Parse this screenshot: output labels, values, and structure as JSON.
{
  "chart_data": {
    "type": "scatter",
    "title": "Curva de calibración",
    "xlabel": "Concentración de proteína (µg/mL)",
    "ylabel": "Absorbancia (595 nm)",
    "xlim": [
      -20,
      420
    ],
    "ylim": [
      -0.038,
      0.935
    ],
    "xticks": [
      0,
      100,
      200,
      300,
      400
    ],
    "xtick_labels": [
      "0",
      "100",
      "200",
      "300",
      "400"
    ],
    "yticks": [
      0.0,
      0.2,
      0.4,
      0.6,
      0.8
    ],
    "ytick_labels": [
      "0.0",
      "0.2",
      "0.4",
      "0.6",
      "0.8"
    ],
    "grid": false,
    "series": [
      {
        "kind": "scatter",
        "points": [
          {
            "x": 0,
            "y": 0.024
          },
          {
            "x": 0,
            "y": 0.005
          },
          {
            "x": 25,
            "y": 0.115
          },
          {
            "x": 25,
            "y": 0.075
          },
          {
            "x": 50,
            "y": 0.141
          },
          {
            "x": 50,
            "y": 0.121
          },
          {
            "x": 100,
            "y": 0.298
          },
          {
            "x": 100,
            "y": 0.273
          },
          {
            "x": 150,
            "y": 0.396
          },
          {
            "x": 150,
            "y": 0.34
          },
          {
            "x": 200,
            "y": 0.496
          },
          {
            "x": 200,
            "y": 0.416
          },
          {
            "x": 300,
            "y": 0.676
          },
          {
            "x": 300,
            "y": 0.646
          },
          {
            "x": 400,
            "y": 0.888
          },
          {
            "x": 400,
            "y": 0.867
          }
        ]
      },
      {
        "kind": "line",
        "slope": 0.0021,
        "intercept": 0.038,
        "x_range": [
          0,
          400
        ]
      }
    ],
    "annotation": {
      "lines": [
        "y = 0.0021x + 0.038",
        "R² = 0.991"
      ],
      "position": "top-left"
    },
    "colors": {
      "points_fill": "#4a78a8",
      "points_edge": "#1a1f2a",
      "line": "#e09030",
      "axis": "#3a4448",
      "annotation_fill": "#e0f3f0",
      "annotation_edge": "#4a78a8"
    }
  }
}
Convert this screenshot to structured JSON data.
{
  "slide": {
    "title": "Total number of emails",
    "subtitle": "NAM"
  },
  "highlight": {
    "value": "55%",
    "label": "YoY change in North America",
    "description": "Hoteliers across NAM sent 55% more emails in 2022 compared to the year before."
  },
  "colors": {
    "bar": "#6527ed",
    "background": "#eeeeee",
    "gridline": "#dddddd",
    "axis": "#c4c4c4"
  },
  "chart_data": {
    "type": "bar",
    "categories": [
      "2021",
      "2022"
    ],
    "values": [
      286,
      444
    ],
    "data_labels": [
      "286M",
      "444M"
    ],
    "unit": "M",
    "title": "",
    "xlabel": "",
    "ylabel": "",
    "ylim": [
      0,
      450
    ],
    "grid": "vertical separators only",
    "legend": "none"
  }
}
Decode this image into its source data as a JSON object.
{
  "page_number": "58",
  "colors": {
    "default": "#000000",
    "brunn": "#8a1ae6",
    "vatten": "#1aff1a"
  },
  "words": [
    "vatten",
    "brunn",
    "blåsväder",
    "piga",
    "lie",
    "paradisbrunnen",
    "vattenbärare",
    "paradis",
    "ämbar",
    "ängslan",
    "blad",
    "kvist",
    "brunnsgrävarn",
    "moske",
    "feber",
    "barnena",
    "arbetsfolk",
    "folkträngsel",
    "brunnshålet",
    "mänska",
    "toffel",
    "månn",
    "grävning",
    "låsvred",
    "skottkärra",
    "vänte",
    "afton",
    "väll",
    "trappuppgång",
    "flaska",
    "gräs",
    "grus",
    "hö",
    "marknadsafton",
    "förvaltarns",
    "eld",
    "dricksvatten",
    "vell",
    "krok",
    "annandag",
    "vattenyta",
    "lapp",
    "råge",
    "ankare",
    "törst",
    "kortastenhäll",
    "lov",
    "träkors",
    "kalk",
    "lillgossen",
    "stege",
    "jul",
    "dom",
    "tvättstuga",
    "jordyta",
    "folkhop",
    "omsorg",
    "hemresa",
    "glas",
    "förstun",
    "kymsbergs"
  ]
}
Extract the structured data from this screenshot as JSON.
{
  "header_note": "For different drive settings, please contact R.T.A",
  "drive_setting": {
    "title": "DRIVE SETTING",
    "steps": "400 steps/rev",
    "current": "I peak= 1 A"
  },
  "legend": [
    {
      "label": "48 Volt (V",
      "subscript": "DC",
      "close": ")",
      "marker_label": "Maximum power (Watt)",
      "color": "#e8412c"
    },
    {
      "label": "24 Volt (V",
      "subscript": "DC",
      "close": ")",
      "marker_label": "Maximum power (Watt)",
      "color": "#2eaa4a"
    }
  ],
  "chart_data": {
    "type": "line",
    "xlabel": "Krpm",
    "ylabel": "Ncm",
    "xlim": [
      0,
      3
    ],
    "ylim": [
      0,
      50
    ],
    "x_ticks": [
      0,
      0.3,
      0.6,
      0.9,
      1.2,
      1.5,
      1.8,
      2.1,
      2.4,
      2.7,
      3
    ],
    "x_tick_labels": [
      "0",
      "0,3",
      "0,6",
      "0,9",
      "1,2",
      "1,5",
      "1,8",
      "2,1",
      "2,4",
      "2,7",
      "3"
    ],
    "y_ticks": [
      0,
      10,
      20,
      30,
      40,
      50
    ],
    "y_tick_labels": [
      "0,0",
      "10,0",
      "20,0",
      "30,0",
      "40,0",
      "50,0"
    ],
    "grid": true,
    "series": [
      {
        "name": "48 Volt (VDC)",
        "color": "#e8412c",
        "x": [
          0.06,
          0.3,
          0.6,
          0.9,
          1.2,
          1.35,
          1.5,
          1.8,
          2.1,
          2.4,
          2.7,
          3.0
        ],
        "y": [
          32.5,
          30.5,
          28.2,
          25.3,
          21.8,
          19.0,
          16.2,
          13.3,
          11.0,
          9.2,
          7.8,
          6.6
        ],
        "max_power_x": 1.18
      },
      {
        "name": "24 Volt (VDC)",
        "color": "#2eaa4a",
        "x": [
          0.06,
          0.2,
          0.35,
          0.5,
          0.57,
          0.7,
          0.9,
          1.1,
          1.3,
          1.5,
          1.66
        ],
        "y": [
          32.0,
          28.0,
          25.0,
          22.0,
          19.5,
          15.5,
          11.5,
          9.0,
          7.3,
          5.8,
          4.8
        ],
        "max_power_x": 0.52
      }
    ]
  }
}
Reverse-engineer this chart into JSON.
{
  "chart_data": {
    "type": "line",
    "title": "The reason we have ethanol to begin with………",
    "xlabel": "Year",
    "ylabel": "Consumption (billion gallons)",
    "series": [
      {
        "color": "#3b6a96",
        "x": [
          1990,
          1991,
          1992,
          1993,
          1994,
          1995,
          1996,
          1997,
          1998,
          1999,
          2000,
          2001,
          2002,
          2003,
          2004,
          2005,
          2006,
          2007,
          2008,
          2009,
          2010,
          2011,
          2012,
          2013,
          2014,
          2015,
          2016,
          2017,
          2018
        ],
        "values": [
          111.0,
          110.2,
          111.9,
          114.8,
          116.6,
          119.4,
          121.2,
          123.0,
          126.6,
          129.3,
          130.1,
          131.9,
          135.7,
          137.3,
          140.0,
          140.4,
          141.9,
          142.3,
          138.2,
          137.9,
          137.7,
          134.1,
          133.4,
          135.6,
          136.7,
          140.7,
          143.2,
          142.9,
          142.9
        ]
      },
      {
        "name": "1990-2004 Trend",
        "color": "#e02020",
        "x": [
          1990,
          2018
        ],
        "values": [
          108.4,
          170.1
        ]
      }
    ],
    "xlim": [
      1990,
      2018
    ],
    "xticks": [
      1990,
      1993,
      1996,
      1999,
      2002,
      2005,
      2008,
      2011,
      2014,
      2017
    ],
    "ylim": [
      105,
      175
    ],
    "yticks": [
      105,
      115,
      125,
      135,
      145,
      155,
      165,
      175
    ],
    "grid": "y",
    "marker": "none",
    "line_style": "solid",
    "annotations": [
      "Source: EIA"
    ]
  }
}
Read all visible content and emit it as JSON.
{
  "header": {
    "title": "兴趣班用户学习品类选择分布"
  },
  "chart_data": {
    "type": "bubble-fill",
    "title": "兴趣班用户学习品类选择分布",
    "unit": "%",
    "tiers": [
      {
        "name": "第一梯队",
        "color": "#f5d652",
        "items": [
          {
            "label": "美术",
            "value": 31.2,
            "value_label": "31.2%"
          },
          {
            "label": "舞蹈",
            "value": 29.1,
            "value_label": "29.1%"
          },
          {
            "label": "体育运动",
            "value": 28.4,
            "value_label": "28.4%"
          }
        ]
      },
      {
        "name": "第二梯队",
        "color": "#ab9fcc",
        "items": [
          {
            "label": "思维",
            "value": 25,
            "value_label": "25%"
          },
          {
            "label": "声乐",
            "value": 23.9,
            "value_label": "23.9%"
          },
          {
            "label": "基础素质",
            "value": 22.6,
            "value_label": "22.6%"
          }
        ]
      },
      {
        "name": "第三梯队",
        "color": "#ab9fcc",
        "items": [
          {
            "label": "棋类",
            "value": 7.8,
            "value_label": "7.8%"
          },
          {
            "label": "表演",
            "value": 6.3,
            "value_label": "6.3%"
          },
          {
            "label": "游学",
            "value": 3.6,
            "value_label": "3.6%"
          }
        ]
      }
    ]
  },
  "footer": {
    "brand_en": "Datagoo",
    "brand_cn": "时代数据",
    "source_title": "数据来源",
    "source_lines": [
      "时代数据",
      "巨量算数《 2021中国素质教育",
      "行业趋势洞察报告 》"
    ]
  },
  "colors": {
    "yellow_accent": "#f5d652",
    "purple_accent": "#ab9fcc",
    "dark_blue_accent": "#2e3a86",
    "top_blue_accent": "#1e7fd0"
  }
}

───

▸ Instruction
Out of the material above, gather each line where "JSON" appears.

▸ Expected answer
Parse this screenshot: output labels, values, and structure as JSON.
Convert this screenshot to structured JSON data.
Decode this image into its source data as a JSON object.
Extract the structured data from this screenshot as JSON.
Reverse-engineer this chart into JSON.
Read all visible content and emit it as JSON.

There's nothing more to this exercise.